» WORK TO DO: Without the pictures, return all of the material exactly as written.

» DATA LINES:
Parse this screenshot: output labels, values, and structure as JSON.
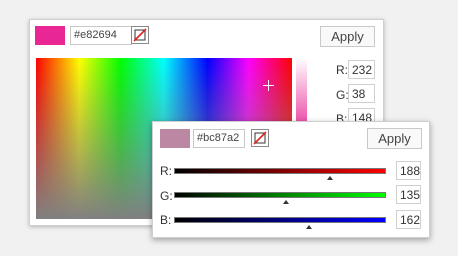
{
  "main_picker": {
    "hex": "#e82694",
    "swatch_color": "#e82694",
    "apply_label": "Apply",
    "channels": [
      {
        "label": "R:",
        "value": "232"
      },
      {
        "label": "G:",
        "value": "38"
      },
      {
        "label": "B:",
        "value": "148"
      }
    ]
  },
  "rgb_picker": {
    "hex": "#bc87a2",
    "swatch_color": "#bc87a2",
    "apply_label": "Apply",
    "channels": [
      {
        "label": "R:",
        "value": "188",
        "level": 0.737,
        "color": "#ff0000"
      },
      {
        "label": "G:",
        "value": "135",
        "level": 0.529,
        "color": "#00ff00"
      },
      {
        "label": "B:",
        "value": "162",
        "level": 0.635,
        "color": "#0000ff"
      }
    ]
  },
  "icons": {
    "no_color": "no-color-icon",
    "crosshair": "crosshair-icon",
    "thumb": "slider-thumb-icon"
  }
}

» COMPLETED EXERCISE:
Parse this screenshot: output labels, values, and structure as JSON.
{
  "main_picker": {
    "hex": "#e82694",
    "swatch_color": "#e82694",
    "apply_label": "Apply",
    "channels": [
      {
        "label": "R:",
        "value": "232"
      },
      {
        "label": "G:",
        "value": "38"
      },
      {
        "label": "B:",
        "value": "148"
      }
    ]
  },
  "rgb_picker": {
    "hex": "#bc87a2",
    "swatch_color": "#bc87a2",
    "apply_label": "Apply",
    "channels": [
      {
        "label": "R:",
        "value": "188",
        "level": 0.737,
        "color": "#ff0000"
      },
      {
        "label": "G:",
        "value": "135",
        "level": 0.529,
        "color": "#00ff00"
      },
      {
        "label": "B:",
        "value": "162",
        "level": 0.635,
        "color": "#0000ff"
      }
    ]
  },
  "icons": {
    "no_color": "no-color-icon",
    "crosshair": "crosshair-icon",
    "thumb": "slider-thumb-icon"
  }
}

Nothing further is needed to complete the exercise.